- [Exercise materials]:
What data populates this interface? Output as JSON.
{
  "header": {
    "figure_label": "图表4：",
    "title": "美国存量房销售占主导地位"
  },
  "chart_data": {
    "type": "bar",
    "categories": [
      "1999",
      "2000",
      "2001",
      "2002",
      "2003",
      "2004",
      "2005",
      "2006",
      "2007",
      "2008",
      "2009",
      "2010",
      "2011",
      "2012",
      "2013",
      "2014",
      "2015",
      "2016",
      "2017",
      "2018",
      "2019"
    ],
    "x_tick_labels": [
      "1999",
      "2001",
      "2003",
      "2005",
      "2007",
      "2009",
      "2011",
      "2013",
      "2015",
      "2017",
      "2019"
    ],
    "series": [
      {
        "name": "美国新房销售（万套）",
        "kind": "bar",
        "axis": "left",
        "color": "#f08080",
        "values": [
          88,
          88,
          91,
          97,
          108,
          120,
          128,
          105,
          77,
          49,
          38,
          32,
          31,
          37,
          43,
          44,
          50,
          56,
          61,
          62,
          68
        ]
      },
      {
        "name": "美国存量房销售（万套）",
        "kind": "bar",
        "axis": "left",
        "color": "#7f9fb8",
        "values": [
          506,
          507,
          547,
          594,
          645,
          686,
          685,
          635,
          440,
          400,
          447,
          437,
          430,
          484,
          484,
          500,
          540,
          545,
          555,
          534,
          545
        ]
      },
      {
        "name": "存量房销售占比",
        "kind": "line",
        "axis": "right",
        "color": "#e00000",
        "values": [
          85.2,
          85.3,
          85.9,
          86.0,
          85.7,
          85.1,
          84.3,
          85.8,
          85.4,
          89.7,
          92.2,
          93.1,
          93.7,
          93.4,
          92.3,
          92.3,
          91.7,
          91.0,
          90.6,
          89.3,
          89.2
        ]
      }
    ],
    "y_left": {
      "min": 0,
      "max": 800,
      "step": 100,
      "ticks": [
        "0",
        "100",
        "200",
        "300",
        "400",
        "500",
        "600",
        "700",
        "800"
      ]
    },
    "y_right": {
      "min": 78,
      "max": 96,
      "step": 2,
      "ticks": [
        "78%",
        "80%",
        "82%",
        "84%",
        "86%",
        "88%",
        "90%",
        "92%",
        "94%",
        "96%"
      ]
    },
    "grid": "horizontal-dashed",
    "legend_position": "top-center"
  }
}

- [Objective]: Pull out all lines from the entries above that include the word "color".

- [Problem solution]:
        "color": "#f08080",
        "color": "#7f9fb8",
        "color": "#e00000",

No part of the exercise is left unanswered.